■ Task requirements
Look below. Copy each line that has "ENVIPE" in it.

■ Exercise material
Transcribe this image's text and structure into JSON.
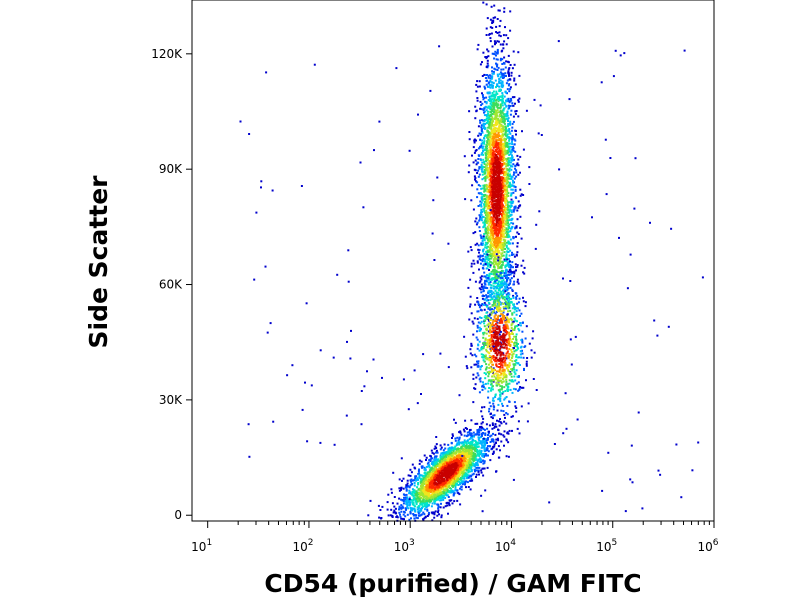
{
  "chart_data": {
    "type": "scatter",
    "title": "",
    "xlabel": "CD54 (purified) / GAM FITC",
    "ylabel": "Side Scatter",
    "x_scale": "log",
    "xlim": [
      7,
      1000000
    ],
    "ylim": [
      -1500,
      134000
    ],
    "x_ticks": [
      {
        "base": "10",
        "exp": "1",
        "value": 10
      },
      {
        "base": "10",
        "exp": "2",
        "value": 100
      },
      {
        "base": "10",
        "exp": "3",
        "value": 1000
      },
      {
        "base": "10",
        "exp": "4",
        "value": 10000
      },
      {
        "base": "10",
        "exp": "5",
        "value": 100000
      },
      {
        "base": "10",
        "exp": "6",
        "value": 1000000
      }
    ],
    "y_ticks": [
      {
        "label": "0",
        "value": 0
      },
      {
        "label": "30K",
        "value": 30000
      },
      {
        "label": "60K",
        "value": 60000
      },
      {
        "label": "90K",
        "value": 90000
      },
      {
        "label": "120K",
        "value": 120000
      }
    ],
    "density_colormap": [
      "#0000cc",
      "#0050ff",
      "#00b4ff",
      "#00e6c8",
      "#3cdc5a",
      "#a0e632",
      "#f0e61e",
      "#ff9600",
      "#ff2800",
      "#c80000"
    ],
    "populations": [
      {
        "name_hidden": true,
        "x_center": 2200,
        "x_log_spread": 0.22,
        "y_center": 11000,
        "y_spread": 3500,
        "tilt": 8500,
        "count": 2600
      },
      {
        "name_hidden": true,
        "x_center": 7000,
        "x_log_spread": 0.09,
        "y_center": 85000,
        "y_spread": 17000,
        "tilt": 0,
        "count": 3300
      },
      {
        "name_hidden": true,
        "x_center": 7500,
        "x_log_spread": 0.12,
        "y_center": 45000,
        "y_spread": 9000,
        "tilt": 0,
        "count": 1000
      }
    ],
    "grid": false,
    "legend": "none"
  }
}
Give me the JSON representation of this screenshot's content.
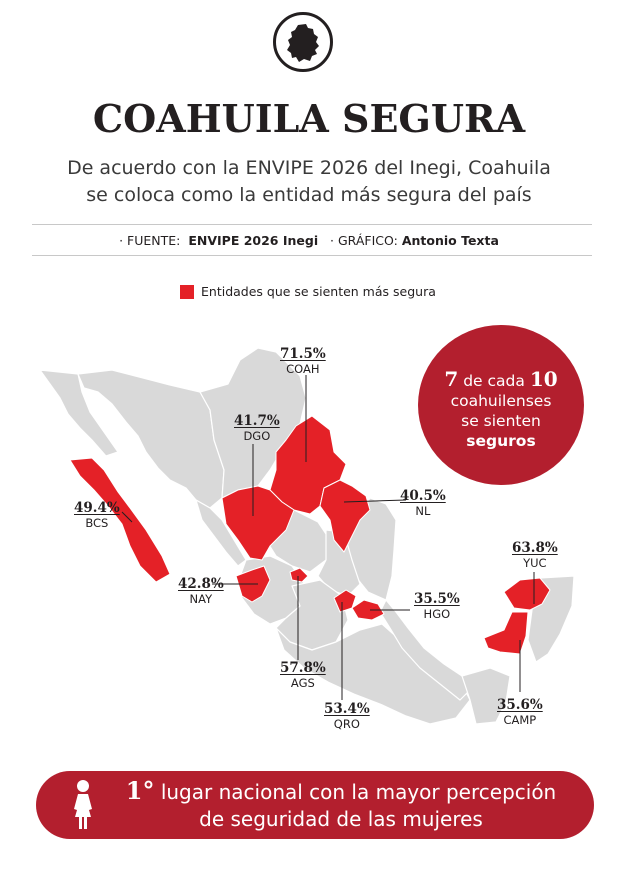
{
  "header": {
    "title": "COAHUILA SEGURA",
    "subtitle_line1": "De acuerdo con la ENVIPE 2026 del Inegi, Coahuila",
    "subtitle_line2": "se coloca como la entidad más segura del país"
  },
  "source": {
    "source_label": "· FUENTE:",
    "source_value": "ENVIPE 2026 Inegi",
    "graphic_label": "· GRÁFICO:",
    "graphic_value": "Antonio Texta"
  },
  "legend": {
    "label": "Entidades que se sienten más segura",
    "color": "#e42127"
  },
  "colors": {
    "highlight": "#e42127",
    "base_map": "#d9d9d9",
    "accent_dark": "#b31f2e"
  },
  "states": [
    {
      "abbr": "COAH",
      "value": "71.5%"
    },
    {
      "abbr": "DGO",
      "value": "41.7%"
    },
    {
      "abbr": "NL",
      "value": "40.5%"
    },
    {
      "abbr": "BCS",
      "value": "49.4%"
    },
    {
      "abbr": "NAY",
      "value": "42.8%"
    },
    {
      "abbr": "AGS",
      "value": "57.8%"
    },
    {
      "abbr": "QRO",
      "value": "53.4%"
    },
    {
      "abbr": "HGO",
      "value": "35.5%"
    },
    {
      "abbr": "YUC",
      "value": "63.8%"
    },
    {
      "abbr": "CAMP",
      "value": "35.6%"
    }
  ],
  "bubble": {
    "num1": "7",
    "mid": "de cada",
    "num2": "10",
    "line2": "coahuilenses",
    "line3": "se sienten",
    "line4": "seguros"
  },
  "banner": {
    "rank": "1°",
    "line1": "lugar nacional con la mayor percepción",
    "line2": "de seguridad de las mujeres"
  }
}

■ The output
    "subtitle_line1": "De acuerdo con la ENVIPE 2026 del Inegi, Coahuila",
    "source_value": "ENVIPE 2026 Inegi",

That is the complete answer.